#### Data to use

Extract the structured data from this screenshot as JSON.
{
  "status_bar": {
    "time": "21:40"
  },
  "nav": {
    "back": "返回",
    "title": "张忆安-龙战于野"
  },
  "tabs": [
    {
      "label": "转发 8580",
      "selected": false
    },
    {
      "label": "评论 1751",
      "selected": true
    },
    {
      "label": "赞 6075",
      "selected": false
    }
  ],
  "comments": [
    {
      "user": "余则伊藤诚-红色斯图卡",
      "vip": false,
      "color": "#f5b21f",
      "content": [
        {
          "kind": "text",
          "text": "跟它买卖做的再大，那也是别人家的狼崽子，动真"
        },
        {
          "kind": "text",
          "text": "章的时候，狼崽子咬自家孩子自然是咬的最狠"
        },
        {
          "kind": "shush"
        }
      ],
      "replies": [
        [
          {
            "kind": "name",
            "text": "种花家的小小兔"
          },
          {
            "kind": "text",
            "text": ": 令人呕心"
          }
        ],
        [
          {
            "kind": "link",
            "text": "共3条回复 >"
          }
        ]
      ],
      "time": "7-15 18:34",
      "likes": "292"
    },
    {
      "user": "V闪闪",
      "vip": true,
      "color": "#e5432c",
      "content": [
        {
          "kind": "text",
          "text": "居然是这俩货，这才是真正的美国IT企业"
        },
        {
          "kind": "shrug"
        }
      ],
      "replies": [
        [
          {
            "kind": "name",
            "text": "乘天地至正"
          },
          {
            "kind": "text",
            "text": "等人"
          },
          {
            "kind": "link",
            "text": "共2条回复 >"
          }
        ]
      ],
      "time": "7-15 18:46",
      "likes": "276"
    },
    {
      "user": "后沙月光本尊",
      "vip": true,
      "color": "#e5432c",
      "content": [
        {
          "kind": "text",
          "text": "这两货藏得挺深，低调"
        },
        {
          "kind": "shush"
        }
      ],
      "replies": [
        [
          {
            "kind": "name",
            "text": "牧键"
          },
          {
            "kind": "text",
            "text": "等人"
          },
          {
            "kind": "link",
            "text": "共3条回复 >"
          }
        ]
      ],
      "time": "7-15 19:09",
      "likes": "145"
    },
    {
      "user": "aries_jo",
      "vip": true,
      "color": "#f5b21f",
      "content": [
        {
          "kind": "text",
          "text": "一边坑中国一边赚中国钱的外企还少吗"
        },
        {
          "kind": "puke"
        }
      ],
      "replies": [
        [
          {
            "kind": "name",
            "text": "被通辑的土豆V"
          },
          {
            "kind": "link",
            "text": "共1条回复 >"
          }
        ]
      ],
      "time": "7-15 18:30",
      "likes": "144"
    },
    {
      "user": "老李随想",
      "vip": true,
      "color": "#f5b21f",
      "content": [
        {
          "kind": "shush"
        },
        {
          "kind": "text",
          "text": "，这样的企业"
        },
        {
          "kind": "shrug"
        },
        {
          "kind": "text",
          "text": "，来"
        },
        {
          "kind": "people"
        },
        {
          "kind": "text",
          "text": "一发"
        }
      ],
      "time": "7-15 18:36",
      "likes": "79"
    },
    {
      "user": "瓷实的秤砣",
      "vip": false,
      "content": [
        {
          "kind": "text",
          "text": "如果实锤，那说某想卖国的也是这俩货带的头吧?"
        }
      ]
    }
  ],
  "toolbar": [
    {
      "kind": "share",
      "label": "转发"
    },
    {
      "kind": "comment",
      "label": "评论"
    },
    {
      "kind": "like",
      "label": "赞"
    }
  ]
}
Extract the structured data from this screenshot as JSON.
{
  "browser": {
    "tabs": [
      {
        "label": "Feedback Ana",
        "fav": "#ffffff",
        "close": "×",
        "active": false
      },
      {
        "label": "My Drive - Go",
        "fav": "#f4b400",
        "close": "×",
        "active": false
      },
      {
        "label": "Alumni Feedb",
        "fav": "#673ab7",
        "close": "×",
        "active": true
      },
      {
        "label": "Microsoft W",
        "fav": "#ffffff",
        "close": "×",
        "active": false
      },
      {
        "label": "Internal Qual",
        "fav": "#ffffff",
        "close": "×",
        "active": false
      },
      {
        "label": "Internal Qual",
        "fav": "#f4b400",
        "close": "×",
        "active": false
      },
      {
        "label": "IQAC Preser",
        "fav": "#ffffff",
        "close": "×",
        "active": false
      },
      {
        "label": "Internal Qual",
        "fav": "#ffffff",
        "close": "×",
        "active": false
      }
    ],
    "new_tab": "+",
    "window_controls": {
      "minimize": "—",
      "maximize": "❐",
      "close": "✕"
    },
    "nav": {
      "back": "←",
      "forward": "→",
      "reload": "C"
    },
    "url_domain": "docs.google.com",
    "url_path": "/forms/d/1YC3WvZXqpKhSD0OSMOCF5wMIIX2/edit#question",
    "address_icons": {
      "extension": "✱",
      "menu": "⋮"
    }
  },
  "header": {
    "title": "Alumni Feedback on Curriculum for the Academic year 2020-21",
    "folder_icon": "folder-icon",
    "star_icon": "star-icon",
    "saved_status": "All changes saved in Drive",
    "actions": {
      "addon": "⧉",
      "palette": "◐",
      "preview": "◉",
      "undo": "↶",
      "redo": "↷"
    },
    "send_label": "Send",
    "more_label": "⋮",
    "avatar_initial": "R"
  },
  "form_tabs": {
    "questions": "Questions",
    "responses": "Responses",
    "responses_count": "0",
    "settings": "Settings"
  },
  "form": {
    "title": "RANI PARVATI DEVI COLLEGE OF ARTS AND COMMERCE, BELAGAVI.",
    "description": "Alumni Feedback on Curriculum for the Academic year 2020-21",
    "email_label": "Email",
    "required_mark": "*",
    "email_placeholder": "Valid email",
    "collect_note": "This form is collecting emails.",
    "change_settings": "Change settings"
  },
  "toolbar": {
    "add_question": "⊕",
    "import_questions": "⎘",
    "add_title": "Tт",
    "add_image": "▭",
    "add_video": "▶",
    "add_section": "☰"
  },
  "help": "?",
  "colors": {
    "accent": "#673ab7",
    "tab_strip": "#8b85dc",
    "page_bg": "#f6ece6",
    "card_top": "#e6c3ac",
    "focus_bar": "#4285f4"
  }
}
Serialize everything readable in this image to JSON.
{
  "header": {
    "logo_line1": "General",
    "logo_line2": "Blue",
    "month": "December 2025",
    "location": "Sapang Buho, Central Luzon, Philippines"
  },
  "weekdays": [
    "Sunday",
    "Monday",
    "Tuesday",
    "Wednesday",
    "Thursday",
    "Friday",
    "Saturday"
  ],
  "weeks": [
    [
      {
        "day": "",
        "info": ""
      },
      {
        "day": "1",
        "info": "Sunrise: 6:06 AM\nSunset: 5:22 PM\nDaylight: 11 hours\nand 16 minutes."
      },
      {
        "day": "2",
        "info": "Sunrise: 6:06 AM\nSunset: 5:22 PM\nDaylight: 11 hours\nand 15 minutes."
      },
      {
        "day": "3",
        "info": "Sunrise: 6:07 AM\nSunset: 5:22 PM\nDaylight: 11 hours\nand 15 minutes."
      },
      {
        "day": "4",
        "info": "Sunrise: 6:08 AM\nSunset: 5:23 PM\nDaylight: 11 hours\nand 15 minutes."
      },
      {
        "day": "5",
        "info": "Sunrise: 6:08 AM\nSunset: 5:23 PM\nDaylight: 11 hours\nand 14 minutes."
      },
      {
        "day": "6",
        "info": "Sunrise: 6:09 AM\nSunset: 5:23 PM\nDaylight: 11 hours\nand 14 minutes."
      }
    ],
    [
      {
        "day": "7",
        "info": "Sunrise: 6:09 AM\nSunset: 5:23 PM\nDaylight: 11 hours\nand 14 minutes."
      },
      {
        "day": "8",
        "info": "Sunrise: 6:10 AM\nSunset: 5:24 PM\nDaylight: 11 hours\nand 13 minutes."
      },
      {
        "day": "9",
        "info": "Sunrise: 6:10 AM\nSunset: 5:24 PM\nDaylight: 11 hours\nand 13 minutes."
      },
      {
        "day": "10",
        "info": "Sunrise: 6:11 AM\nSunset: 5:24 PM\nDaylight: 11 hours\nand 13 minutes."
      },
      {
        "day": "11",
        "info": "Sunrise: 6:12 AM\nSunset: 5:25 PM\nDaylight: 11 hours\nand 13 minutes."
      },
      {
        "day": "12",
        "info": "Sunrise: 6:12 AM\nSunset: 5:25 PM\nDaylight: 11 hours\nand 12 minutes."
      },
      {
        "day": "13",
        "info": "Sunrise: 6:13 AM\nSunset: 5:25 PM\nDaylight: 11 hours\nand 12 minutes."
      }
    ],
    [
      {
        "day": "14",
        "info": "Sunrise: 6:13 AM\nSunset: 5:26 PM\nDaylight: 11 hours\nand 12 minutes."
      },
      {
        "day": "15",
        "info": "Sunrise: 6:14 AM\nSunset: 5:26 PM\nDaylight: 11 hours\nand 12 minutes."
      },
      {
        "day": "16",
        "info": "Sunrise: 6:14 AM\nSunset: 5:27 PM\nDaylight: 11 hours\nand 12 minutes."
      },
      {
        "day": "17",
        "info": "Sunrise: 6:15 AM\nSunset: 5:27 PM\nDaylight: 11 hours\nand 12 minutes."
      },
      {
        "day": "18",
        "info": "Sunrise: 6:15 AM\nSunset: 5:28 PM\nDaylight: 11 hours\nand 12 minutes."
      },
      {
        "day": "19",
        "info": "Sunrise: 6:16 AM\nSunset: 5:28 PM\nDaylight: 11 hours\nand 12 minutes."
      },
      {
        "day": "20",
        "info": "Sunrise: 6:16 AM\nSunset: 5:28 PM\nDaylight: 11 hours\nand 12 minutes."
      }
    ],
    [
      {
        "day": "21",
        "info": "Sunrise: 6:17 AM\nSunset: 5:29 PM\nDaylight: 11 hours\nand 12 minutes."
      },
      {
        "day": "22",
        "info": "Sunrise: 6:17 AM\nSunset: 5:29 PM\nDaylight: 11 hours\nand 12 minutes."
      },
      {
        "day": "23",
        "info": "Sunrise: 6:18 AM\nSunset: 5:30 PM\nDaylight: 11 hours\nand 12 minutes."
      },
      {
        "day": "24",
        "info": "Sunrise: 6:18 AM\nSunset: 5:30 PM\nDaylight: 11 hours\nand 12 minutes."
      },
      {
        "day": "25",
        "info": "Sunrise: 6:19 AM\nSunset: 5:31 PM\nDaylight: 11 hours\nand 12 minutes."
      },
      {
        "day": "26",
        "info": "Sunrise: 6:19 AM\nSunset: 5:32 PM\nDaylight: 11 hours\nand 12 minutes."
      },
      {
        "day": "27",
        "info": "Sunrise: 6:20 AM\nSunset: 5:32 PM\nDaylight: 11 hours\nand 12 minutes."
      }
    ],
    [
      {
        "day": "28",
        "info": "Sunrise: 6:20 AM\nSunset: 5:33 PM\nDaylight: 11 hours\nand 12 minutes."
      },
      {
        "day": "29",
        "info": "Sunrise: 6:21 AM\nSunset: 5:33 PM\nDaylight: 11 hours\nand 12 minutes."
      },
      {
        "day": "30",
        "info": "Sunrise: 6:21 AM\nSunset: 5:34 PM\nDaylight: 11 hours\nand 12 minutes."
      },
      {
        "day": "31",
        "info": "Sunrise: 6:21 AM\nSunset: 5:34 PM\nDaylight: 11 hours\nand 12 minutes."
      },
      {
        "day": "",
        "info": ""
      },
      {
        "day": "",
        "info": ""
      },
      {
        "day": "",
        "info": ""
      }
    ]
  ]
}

########

Scan the data above and copy every line with "Curriculum" in it.

**Task response:**
    "title": "Alumni Feedback on Curriculum for the Academic year 2020-21",
    "description": "Alumni Feedback on Curriculum for the Academic year 2020-21",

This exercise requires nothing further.